=== Requirement ===
Find the lines below that contain the string "REPLACING". Copy each one.

— BEGIN Records provided —

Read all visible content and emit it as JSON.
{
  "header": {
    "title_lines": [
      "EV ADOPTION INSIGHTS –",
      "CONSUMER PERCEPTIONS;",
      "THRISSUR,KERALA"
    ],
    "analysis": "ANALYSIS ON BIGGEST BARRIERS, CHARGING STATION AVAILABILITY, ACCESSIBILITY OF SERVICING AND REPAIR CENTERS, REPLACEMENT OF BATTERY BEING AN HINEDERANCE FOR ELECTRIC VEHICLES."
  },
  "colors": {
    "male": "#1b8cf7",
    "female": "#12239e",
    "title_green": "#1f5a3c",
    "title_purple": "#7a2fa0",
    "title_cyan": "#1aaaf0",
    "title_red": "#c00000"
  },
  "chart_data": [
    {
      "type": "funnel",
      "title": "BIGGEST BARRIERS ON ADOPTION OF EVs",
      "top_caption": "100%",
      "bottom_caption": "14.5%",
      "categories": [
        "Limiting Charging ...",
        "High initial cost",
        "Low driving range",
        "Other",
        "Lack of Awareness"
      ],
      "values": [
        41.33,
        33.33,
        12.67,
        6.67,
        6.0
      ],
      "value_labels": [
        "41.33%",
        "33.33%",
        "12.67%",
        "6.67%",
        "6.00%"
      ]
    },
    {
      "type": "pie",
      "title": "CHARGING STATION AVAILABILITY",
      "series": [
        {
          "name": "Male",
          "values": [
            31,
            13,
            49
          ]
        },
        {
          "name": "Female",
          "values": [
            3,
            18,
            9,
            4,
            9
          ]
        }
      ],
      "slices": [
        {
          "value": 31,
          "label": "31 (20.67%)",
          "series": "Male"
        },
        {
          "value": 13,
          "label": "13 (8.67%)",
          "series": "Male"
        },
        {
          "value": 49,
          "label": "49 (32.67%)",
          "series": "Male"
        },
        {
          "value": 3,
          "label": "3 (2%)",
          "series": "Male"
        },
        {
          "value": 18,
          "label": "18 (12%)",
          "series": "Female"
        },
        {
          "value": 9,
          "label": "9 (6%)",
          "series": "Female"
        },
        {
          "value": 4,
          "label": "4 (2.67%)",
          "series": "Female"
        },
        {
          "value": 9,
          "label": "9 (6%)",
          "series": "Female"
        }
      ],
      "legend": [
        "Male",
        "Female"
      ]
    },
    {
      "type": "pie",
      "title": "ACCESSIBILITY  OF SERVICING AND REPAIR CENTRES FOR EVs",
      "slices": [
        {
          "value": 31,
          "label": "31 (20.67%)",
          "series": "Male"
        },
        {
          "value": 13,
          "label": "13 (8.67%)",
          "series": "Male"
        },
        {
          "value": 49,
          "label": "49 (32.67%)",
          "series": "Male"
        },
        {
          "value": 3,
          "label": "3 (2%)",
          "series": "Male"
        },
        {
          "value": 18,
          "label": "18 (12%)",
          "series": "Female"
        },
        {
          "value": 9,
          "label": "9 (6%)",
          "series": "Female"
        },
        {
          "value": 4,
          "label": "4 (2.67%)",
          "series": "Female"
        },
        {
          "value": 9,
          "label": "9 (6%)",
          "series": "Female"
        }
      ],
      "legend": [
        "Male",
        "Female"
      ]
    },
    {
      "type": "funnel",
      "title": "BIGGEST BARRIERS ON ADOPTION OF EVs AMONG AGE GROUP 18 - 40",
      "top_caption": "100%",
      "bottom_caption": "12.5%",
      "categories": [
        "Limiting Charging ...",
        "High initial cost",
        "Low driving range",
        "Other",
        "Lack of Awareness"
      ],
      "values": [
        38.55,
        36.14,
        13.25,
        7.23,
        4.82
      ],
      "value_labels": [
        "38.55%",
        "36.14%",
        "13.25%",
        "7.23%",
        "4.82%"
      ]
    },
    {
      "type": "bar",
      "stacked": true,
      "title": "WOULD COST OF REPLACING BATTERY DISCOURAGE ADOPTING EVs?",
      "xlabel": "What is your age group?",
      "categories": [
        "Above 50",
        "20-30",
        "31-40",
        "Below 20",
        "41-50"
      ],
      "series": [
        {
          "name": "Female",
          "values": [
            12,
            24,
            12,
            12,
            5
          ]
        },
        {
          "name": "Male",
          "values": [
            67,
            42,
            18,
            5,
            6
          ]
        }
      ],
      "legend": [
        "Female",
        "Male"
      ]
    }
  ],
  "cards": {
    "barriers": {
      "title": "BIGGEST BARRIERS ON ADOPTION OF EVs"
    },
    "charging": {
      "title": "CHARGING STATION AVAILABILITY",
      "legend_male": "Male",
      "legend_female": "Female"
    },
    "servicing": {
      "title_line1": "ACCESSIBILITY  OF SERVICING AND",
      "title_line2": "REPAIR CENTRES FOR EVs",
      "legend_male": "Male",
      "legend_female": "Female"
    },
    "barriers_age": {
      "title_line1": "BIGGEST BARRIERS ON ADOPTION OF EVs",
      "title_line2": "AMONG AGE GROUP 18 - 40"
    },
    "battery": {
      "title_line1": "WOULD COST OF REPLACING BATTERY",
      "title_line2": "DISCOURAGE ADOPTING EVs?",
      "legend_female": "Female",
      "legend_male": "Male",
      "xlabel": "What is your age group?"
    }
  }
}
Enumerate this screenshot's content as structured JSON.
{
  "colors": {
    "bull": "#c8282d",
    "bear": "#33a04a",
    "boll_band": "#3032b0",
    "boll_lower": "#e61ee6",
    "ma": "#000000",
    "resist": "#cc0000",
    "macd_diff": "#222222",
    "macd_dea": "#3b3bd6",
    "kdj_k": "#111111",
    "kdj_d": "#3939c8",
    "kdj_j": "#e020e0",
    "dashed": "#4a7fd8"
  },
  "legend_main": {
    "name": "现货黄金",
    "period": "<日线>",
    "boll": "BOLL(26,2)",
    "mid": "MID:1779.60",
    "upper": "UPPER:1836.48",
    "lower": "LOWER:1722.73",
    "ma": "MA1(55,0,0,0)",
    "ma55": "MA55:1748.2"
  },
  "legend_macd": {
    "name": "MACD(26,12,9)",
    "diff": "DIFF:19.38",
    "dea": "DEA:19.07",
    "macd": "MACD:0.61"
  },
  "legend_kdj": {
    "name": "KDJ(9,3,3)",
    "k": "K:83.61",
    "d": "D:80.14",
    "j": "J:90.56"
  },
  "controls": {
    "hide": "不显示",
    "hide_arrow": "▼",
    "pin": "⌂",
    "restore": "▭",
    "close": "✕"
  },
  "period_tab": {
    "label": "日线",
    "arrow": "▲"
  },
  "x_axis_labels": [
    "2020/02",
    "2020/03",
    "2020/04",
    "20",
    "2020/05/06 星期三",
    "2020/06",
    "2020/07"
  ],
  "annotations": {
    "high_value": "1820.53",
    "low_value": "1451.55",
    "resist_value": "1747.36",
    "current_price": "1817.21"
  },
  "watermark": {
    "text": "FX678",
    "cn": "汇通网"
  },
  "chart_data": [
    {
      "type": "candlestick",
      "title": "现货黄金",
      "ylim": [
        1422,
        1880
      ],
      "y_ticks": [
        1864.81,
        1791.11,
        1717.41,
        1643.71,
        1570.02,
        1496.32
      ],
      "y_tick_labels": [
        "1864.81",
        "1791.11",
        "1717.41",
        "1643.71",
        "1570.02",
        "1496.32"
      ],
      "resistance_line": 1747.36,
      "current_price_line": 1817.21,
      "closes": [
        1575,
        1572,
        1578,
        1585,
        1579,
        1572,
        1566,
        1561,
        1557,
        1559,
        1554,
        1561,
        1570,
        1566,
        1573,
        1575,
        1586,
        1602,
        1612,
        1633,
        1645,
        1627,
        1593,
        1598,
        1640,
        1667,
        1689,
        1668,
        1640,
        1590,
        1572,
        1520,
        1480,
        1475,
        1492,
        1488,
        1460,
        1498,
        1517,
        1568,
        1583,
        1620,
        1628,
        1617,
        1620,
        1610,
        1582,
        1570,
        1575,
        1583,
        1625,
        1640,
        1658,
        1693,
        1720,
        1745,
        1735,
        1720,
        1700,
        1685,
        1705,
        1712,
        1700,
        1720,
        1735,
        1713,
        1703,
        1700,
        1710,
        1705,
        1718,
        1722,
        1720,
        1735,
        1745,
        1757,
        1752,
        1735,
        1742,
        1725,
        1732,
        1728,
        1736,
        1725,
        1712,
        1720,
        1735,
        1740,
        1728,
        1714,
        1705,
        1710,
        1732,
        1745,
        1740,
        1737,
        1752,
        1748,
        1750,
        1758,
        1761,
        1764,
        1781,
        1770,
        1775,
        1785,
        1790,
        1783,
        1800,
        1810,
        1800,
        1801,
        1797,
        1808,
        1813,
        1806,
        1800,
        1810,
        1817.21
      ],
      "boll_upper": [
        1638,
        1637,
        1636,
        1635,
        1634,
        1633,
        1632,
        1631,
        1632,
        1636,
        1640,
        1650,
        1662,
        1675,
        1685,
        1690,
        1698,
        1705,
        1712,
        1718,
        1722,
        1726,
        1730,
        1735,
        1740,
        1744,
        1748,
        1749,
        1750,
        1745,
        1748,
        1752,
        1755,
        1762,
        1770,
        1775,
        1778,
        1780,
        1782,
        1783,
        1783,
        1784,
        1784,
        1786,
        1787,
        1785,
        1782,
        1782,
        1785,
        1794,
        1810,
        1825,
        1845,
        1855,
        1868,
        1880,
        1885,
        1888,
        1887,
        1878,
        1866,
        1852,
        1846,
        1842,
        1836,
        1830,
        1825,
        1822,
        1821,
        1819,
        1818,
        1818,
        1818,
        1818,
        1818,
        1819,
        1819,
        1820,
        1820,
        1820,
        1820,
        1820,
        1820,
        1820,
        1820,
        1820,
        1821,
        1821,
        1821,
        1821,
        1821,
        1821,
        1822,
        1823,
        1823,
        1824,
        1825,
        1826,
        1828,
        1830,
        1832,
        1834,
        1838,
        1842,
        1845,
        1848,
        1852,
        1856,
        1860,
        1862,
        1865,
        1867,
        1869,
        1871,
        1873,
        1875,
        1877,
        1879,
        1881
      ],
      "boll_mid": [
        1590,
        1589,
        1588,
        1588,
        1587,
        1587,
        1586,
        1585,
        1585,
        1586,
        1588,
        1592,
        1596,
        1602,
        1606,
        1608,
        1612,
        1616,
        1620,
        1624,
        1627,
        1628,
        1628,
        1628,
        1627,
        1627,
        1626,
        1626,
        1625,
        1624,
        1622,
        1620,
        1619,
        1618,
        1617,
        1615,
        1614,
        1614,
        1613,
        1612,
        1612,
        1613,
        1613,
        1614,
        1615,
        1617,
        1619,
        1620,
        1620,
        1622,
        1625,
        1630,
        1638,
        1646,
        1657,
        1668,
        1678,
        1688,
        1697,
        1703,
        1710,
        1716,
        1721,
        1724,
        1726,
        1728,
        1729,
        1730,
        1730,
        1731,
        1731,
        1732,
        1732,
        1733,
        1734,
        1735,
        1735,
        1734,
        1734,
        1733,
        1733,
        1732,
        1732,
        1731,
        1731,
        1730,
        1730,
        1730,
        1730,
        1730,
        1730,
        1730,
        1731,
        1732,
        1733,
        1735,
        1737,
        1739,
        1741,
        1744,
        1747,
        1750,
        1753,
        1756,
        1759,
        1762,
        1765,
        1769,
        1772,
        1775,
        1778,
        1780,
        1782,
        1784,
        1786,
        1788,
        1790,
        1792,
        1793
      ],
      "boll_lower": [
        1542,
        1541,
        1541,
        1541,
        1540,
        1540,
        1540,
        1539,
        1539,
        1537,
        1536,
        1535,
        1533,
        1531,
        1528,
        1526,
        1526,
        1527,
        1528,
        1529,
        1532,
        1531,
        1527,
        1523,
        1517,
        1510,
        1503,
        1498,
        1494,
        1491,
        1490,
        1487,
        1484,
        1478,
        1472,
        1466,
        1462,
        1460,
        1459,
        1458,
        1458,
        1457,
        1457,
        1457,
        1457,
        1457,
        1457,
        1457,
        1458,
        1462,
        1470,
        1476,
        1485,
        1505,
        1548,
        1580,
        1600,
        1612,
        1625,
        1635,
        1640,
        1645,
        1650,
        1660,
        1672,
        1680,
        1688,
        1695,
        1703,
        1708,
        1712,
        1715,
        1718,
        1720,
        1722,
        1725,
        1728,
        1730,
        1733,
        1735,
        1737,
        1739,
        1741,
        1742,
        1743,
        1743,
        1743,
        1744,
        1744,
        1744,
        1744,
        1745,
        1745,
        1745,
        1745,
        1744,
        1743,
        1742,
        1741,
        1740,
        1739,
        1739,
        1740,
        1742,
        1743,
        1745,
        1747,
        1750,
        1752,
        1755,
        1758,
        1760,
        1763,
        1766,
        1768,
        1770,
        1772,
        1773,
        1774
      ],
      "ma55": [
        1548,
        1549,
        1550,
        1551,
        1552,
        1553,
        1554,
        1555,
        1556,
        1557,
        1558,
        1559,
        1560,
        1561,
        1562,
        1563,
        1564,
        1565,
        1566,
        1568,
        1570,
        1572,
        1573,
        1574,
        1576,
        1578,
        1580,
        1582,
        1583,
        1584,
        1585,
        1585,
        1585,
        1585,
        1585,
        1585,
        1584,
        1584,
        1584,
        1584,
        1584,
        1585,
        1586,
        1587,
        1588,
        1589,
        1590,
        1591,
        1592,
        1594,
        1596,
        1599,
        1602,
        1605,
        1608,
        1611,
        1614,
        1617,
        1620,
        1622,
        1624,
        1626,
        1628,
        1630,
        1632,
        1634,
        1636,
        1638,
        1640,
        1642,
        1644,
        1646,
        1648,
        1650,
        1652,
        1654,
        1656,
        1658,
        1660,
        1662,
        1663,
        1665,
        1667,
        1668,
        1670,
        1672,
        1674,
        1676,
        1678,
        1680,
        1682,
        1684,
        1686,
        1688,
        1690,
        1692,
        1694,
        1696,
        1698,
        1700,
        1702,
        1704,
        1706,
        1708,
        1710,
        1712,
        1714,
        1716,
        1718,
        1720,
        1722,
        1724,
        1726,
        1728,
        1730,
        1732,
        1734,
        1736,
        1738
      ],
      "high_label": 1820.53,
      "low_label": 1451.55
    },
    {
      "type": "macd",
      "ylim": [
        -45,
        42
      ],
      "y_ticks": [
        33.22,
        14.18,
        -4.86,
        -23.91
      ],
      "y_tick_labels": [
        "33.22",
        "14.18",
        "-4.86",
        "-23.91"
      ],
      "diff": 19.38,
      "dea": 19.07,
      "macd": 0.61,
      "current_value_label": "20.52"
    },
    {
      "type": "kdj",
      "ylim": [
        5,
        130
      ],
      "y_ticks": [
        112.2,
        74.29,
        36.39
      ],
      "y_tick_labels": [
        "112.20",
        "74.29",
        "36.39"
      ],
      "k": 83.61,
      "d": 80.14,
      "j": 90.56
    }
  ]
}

— END Records provided —

=== Reply ===
      "title": "WOULD COST OF REPLACING BATTERY DISCOURAGE ADOPTING EVs?",
      "title_line1": "WOULD COST OF REPLACING BATTERY",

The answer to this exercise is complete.